#### TASK INSTRUCTIONS
Every entry here needs to be repeated exactly.
=-=-=
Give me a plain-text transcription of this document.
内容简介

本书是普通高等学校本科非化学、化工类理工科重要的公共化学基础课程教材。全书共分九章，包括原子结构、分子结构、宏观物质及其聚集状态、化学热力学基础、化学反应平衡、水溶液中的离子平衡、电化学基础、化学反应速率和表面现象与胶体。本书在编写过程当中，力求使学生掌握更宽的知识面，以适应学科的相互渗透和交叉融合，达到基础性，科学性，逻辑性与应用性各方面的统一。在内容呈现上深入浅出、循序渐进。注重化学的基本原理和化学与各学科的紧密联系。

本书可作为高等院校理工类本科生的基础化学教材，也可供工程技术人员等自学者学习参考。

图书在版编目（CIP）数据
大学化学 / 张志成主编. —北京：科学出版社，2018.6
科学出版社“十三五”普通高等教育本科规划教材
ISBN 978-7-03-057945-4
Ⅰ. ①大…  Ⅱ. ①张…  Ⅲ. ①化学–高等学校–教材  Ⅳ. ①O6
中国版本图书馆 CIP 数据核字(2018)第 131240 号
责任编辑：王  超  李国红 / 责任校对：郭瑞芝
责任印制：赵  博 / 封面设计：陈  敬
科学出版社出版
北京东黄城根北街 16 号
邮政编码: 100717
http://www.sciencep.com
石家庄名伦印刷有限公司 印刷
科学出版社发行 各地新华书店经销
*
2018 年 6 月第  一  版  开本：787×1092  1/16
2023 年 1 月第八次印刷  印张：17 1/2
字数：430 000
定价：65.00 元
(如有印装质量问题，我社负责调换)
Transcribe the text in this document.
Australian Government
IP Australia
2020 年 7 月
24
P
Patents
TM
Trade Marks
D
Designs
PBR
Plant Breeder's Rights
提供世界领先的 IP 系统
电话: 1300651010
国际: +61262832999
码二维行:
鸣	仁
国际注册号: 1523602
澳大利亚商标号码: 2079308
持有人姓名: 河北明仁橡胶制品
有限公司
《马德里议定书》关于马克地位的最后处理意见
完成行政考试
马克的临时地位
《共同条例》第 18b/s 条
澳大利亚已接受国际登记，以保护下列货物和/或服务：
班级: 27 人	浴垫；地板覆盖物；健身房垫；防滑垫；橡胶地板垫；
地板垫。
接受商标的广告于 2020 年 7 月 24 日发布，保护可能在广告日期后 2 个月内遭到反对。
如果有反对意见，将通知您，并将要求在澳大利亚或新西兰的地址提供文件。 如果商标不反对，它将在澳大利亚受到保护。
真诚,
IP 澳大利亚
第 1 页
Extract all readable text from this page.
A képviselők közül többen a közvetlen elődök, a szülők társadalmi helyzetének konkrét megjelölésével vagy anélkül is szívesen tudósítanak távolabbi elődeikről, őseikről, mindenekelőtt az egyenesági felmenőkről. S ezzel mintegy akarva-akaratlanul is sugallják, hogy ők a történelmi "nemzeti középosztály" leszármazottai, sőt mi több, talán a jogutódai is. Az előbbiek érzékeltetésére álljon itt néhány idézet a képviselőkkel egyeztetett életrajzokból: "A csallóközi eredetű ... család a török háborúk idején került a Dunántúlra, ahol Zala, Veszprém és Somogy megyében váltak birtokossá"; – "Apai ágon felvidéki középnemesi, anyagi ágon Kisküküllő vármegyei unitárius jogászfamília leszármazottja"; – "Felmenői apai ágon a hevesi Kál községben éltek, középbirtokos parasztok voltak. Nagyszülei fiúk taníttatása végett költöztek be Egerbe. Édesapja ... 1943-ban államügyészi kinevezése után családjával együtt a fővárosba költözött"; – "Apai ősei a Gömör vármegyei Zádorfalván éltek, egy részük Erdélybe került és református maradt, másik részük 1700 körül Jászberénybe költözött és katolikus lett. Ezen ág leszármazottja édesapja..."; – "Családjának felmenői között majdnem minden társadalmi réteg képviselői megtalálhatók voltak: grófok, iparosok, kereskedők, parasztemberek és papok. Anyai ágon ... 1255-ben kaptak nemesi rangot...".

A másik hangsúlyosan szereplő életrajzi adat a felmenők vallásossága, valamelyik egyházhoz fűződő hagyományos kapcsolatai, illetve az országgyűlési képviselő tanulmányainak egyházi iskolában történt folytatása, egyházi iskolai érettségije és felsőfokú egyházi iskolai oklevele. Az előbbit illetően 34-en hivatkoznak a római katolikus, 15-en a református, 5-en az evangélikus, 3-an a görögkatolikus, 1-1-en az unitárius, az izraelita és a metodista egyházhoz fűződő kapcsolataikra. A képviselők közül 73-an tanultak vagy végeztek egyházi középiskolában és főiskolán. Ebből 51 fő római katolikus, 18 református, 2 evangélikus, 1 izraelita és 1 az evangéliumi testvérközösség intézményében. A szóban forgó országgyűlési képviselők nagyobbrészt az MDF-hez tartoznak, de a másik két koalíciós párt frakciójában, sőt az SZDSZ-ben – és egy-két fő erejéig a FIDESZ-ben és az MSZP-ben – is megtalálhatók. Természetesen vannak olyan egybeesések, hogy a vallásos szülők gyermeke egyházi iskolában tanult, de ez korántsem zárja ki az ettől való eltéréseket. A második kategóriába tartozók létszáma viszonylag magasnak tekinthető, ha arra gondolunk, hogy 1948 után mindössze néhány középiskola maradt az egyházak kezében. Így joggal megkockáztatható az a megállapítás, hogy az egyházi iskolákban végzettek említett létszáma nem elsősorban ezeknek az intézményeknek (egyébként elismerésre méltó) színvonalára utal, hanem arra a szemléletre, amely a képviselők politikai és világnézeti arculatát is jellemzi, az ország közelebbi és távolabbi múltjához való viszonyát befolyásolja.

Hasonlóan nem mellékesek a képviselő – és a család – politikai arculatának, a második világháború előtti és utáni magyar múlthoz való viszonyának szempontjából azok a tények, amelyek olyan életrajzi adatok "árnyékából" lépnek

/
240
=-=-=
#### THE ANSWER
Give me a plain-text transcription of this document.
内容简介

本书是普通高等学校本科非化学、化工类理工科重要的公共化学基础课程教材。全书共分九章，包括原子结构、分子结构、宏观物质及其聚集状态、化学热力学基础、化学反应平衡、水溶液中的离子平衡、电化学基础、化学反应速率和表面现象与胶体。本书在编写过程当中，力求使学生掌握更宽的知识面，以适应学科的相互渗透和交叉融合，达到基础性，科学性，逻辑性与应用性各方面的统一。在内容呈现上深入浅出、循序渐进。注重化学的基本原理和化学与各学科的紧密联系。

本书可作为高等院校理工类本科生的基础化学教材，也可供工程技术人员等自学者学习参考。

图书在版编目（CIP）数据
大学化学 / 张志成主编. —北京：科学出版社，2018.6
科学出版社“十三五”普通高等教育本科规划教材
ISBN 978-7-03-057945-4
Ⅰ. ①大…  Ⅱ. ①张…  Ⅲ. ①化学–高等学校–教材  Ⅳ. ①O6
中国版本图书馆 CIP 数据核字(2018)第 131240 号
责任编辑：王  超  李国红 / 责任校对：郭瑞芝
责任印制：赵  博 / 封面设计：陈  敬
科学出版社出版
北京东黄城根北街 16 号
邮政编码: 100717
http://www.sciencep.com
石家庄名伦印刷有限公司 印刷
科学出版社发行 各地新华书店经销
*
2018 年 6 月第  一  版  开本：787×1092  1/16
2023 年 1 月第八次印刷  印张：17 1/2
字数：430 000
定价：65.00 元
(如有印装质量问题，我社负责调换)
Transcribe the text in this document.
Australian Government
IP Australia
2020 年 7 月
24
P
Patents
TM
Trade Marks
D
Designs
PBR
Plant Breeder's Rights
提供世界领先的 IP 系统
电话: 1300651010
国际: +61262832999
码二维行:
鸣	仁
国际注册号: 1523602
澳大利亚商标号码: 2079308
持有人姓名: 河北明仁橡胶制品
有限公司
《马德里议定书》关于马克地位的最后处理意见
完成行政考试
马克的临时地位
《共同条例》第 18b/s 条
澳大利亚已接受国际登记，以保护下列货物和/或服务：
班级: 27 人	浴垫；地板覆盖物；健身房垫；防滑垫；橡胶地板垫；
地板垫。
接受商标的广告于 2020 年 7 月 24 日发布，保护可能在广告日期后 2 个月内遭到反对。
如果有反对意见，将通知您，并将要求在澳大利亚或新西兰的地址提供文件。 如果商标不反对，它将在澳大利亚受到保护。
真诚,
IP 澳大利亚
第 1 页
Extract all readable text from this page.
A képviselők közül többen a közvetlen elődök, a szülők társadalmi helyzetének konkrét megjelölésével vagy anélkül is szívesen tudósítanak távolabbi elődeikről, őseikről, mindenekelőtt az egyenesági felmenőkről. S ezzel mintegy akarva-akaratlanul is sugallják, hogy ők a történelmi "nemzeti középosztály" leszármazottai, sőt mi több, talán a jogutódai is. Az előbbiek érzékeltetésére álljon itt néhány idézet a képviselőkkel egyeztetett életrajzokból: "A csallóközi eredetű ... család a török háborúk idején került a Dunántúlra, ahol Zala, Veszprém és Somogy megyében váltak birtokossá"; – "Apai ágon felvidéki középnemesi, anyagi ágon Kisküküllő vármegyei unitárius jogászfamília leszármazottja"; – "Felmenői apai ágon a hevesi Kál községben éltek, középbirtokos parasztok voltak. Nagyszülei fiúk taníttatása végett költöztek be Egerbe. Édesapja ... 1943-ban államügyészi kinevezése után családjával együtt a fővárosba költözött"; – "Apai ősei a Gömör vármegyei Zádorfalván éltek, egy részük Erdélybe került és református maradt, másik részük 1700 körül Jászberénybe költözött és katolikus lett. Ezen ág leszármazottja édesapja..."; – "Családjának felmenői között majdnem minden társadalmi réteg képviselői megtalálhatók voltak: grófok, iparosok, kereskedők, parasztemberek és papok. Anyai ágon ... 1255-ben kaptak nemesi rangot...".

A másik hangsúlyosan szereplő életrajzi adat a felmenők vallásossága, valamelyik egyházhoz fűződő hagyományos kapcsolatai, illetve az országgyűlési képviselő tanulmányainak egyházi iskolában történt folytatása, egyházi iskolai érettségije és felsőfokú egyházi iskolai oklevele. Az előbbit illetően 34-en hivatkoznak a római katolikus, 15-en a református, 5-en az evangélikus, 3-an a görögkatolikus, 1-1-en az unitárius, az izraelita és a metodista egyházhoz fűződő kapcsolataikra. A képviselők közül 73-an tanultak vagy végeztek egyházi középiskolában és főiskolán. Ebből 51 fő római katolikus, 18 református, 2 evangélikus, 1 izraelita és 1 az evangéliumi testvérközösség intézményében. A szóban forgó országgyűlési képviselők nagyobbrészt az MDF-hez tartoznak, de a másik két koalíciós párt frakciójában, sőt az SZDSZ-ben – és egy-két fő erejéig a FIDESZ-ben és az MSZP-ben – is megtalálhatók. Természetesen vannak olyan egybeesések, hogy a vallásos szülők gyermeke egyházi iskolában tanult, de ez korántsem zárja ki az ettől való eltéréseket. A második kategóriába tartozók létszáma viszonylag magasnak tekinthető, ha arra gondolunk, hogy 1948 után mindössze néhány középiskola maradt az egyházak kezében. Így joggal megkockáztatható az a megállapítás, hogy az egyházi iskolákban végzettek említett létszáma nem elsősorban ezeknek az intézményeknek (egyébként elismerésre méltó) színvonalára utal, hanem arra a szemléletre, amely a képviselők politikai és világnézeti arculatát is jellemzi, az ország közelebbi és távolabbi múltjához való viszonyát befolyásolja.

Hasonlóan nem mellékesek a képviselő – és a család – politikai arculatának, a második világháború előtti és utáni magyar múlthoz való viszonyának szempontjából azok a tények, amelyek olyan életrajzi adatok "árnyékából" lépnek

/
240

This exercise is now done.